---- Provided data

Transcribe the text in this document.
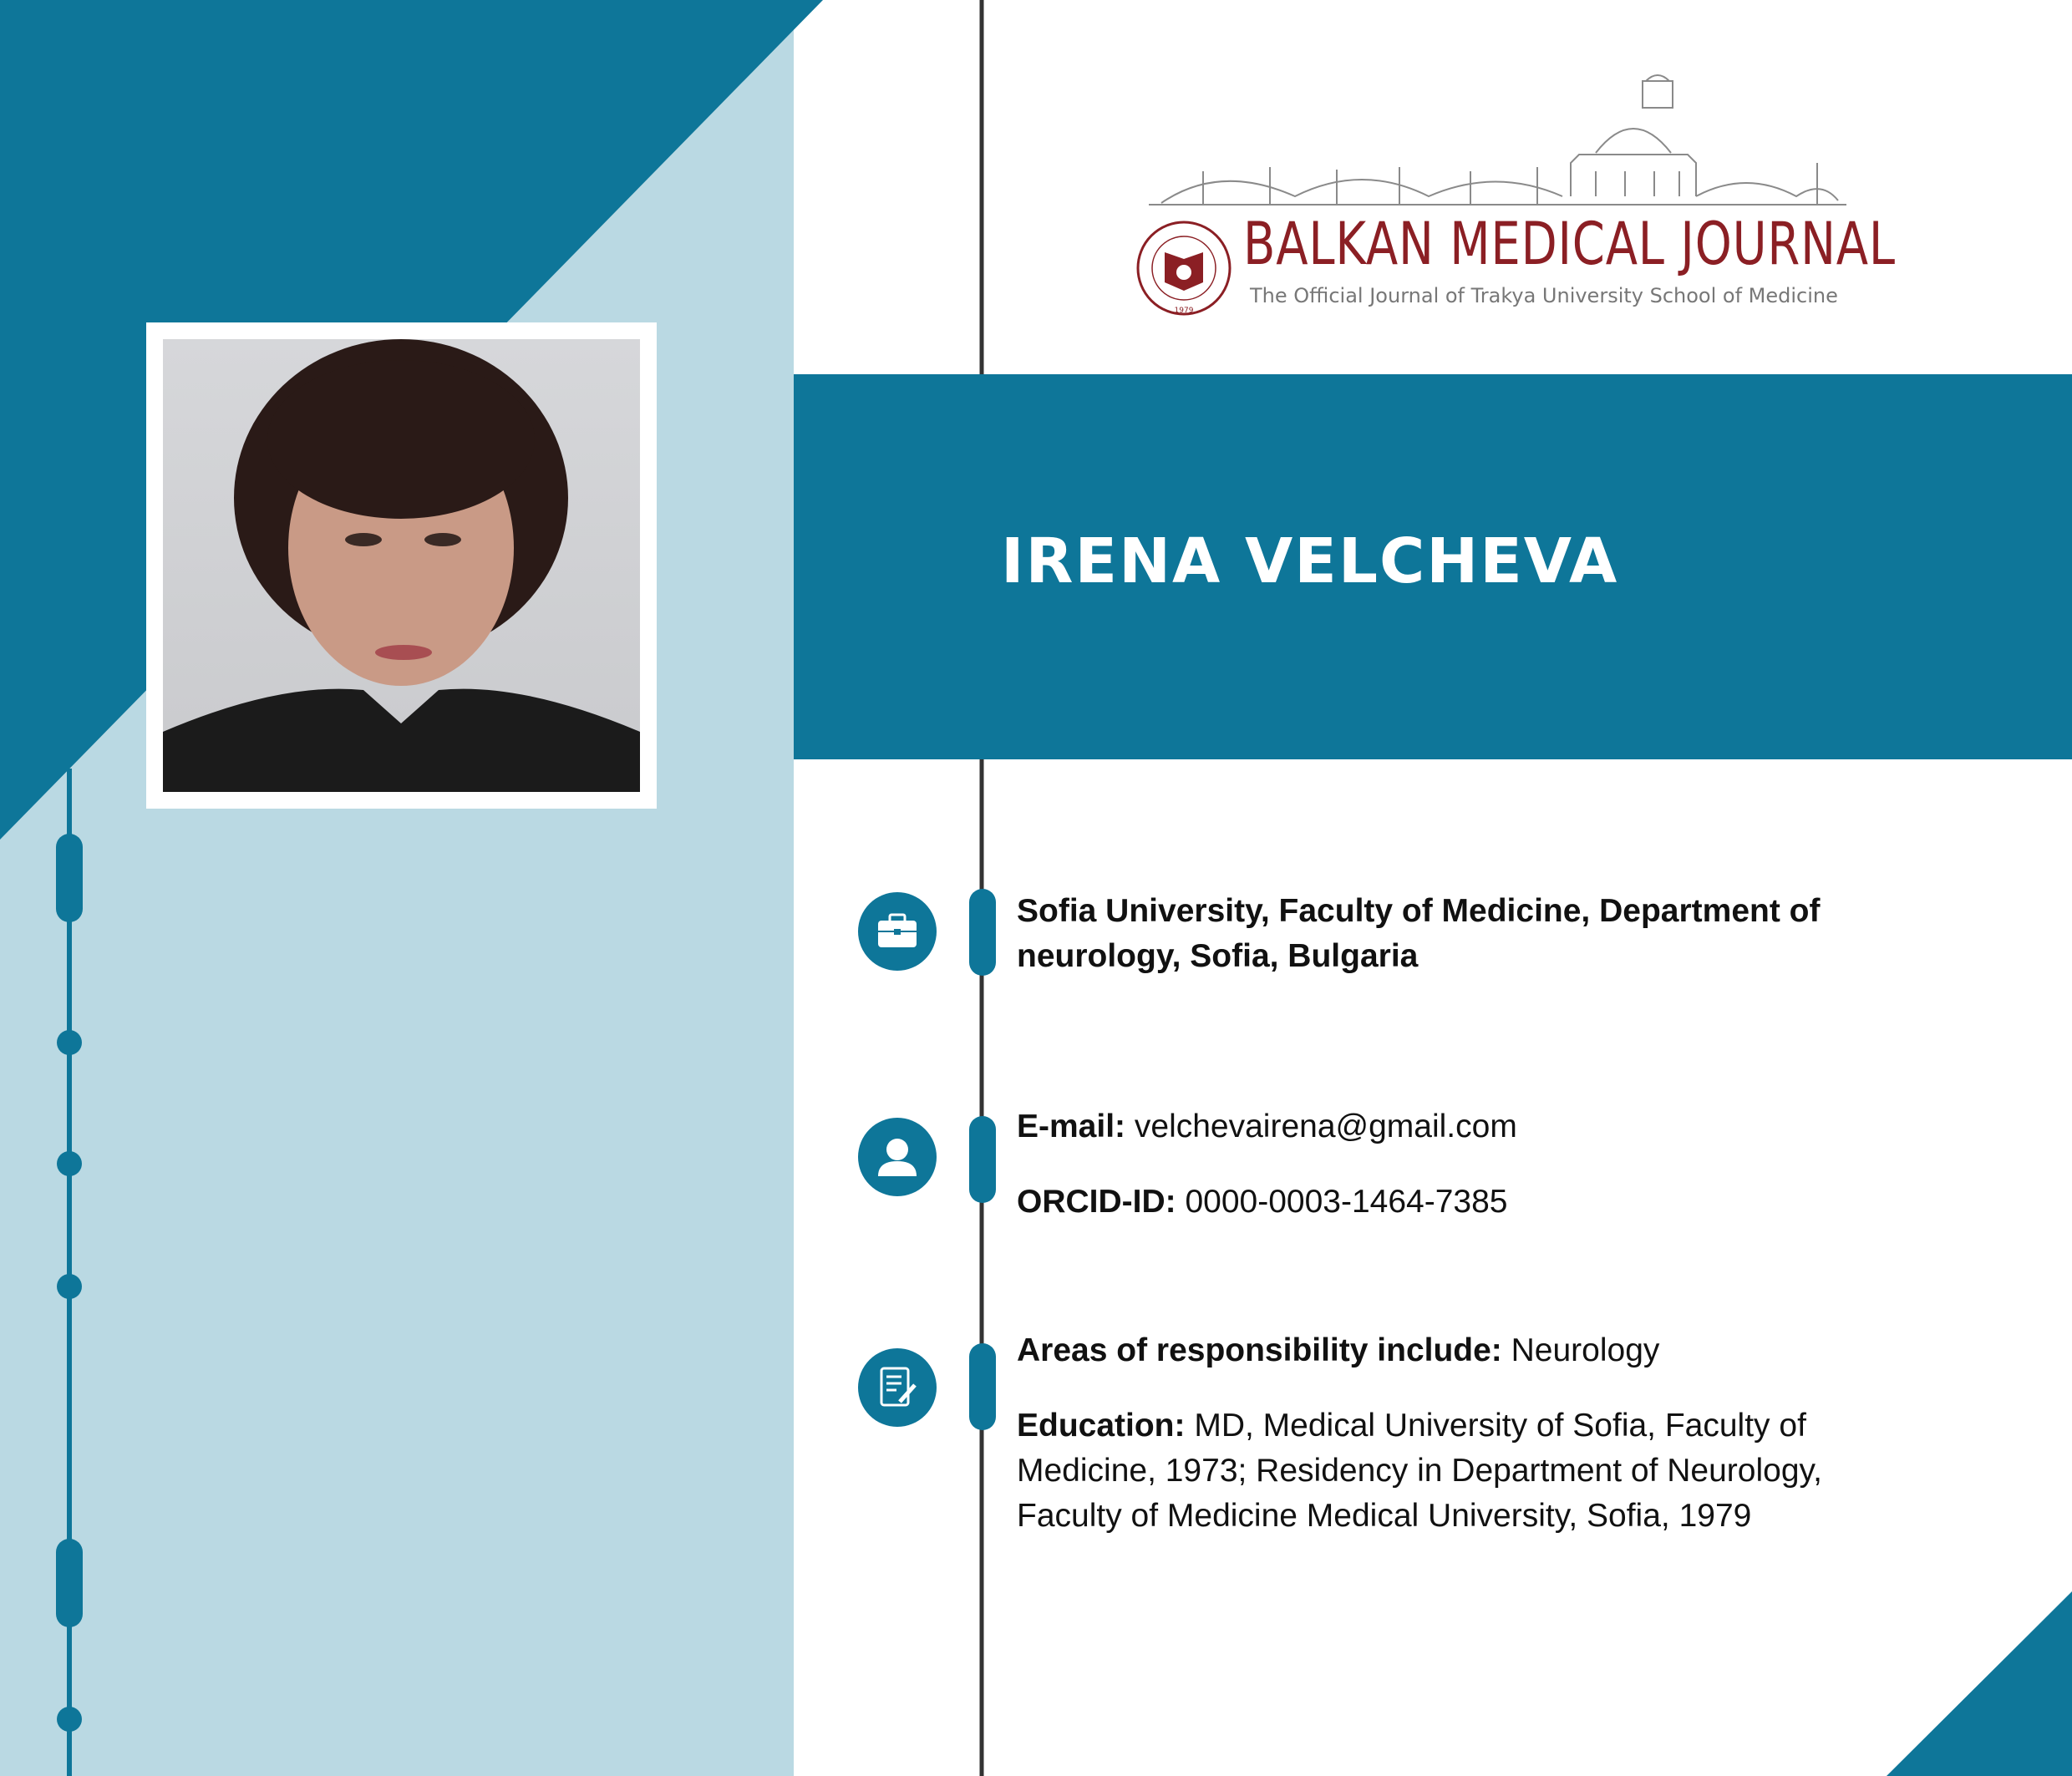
1979
BALKAN MEDICAL JOURNAL
The Official Journal of Trakya University School of Medicine
IRENA VELCHEVA
Sofia University, Faculty of Medicine, Department of neurology, Sofia, Bulgaria
E-mail: velchevairena@gmail.com
ORCID-ID: 0000-0003-1464-7385
Areas of responsibility include: Neurology
Education: MD, Medical University of Sofia, Faculty of Medicine, 1973; Residency in Department of Neurology, Faculty of Medicine Medical University, Sofia, 1979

--------

## Task directions
Any pictures should be dropped; transcribe the rest of the records above exactly.

## Answer to this problem
Transcribe the text in this document.
1979
BALKAN MEDICAL JOURNAL
The Official Journal of Trakya University School of Medicine
IRENA VELCHEVA
Sofia University, Faculty of Medicine, Department of neurology, Sofia, Bulgaria
E-mail: velchevairena@gmail.com
ORCID-ID: 0000-0003-1464-7385
Areas of responsibility include: Neurology
Education: MD, Medical University of Sofia, Faculty of Medicine, 1973; Residency in Department of Neurology, Faculty of Medicine Medical University, Sofia, 1979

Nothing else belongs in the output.